- _Written task_:
Every line that holds the string "Unidad" is to be identified and copied.

** START Supplied records **

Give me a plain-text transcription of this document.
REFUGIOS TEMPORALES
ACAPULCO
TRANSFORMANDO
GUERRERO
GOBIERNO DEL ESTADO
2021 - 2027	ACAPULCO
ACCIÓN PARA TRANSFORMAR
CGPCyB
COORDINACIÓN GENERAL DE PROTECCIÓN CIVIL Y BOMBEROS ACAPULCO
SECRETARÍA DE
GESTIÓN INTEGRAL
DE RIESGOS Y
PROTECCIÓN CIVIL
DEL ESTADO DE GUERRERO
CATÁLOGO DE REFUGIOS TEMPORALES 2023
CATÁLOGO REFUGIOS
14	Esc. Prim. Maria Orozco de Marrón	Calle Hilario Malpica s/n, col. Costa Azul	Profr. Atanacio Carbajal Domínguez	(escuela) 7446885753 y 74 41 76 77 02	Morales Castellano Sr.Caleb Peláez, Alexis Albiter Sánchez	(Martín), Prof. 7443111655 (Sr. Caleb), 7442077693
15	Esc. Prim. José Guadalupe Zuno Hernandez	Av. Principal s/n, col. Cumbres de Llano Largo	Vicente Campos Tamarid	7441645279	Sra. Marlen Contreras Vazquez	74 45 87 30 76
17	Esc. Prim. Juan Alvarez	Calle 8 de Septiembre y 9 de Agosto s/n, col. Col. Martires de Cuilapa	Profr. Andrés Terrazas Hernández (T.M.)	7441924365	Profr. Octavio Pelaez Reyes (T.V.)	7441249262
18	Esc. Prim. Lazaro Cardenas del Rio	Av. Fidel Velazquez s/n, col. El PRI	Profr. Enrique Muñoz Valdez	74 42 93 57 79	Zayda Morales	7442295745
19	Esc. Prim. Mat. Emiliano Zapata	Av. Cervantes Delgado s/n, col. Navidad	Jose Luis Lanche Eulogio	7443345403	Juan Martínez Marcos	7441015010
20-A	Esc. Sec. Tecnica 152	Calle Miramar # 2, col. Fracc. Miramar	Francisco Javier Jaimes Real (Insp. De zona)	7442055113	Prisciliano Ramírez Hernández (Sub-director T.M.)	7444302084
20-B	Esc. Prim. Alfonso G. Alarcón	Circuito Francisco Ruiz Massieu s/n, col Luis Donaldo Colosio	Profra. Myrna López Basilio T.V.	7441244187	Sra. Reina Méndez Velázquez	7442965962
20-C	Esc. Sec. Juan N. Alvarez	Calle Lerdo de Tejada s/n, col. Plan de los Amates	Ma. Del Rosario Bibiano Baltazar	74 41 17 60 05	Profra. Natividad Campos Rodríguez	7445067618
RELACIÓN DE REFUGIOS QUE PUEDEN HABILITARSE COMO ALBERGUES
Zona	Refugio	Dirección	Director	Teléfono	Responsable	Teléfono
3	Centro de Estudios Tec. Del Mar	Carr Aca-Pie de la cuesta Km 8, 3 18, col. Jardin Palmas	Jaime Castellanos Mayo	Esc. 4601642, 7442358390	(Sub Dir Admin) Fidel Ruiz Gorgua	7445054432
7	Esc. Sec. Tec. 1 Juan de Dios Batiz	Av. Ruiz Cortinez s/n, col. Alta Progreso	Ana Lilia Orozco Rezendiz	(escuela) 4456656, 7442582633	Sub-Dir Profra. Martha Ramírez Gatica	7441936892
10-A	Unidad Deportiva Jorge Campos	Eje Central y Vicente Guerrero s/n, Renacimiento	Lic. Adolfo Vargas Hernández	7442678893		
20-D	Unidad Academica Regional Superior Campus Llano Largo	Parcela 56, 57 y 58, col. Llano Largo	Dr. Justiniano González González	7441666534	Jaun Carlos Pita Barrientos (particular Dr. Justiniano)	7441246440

** END Supplied records **

- _Complete response_:
10-A	Unidad Deportiva Jorge Campos	Eje Central y Vicente Guerrero s/n, Renacimiento	Lic. Adolfo Vargas Hernández	7442678893		
20-D	Unidad Academica Regional Superior Campus Llano Largo	Parcela 56, 57 y 58, col. Llano Largo	Dr. Justiniano González González	7441666534	Jaun Carlos Pita Barrientos (particular Dr. Justiniano)	7441246440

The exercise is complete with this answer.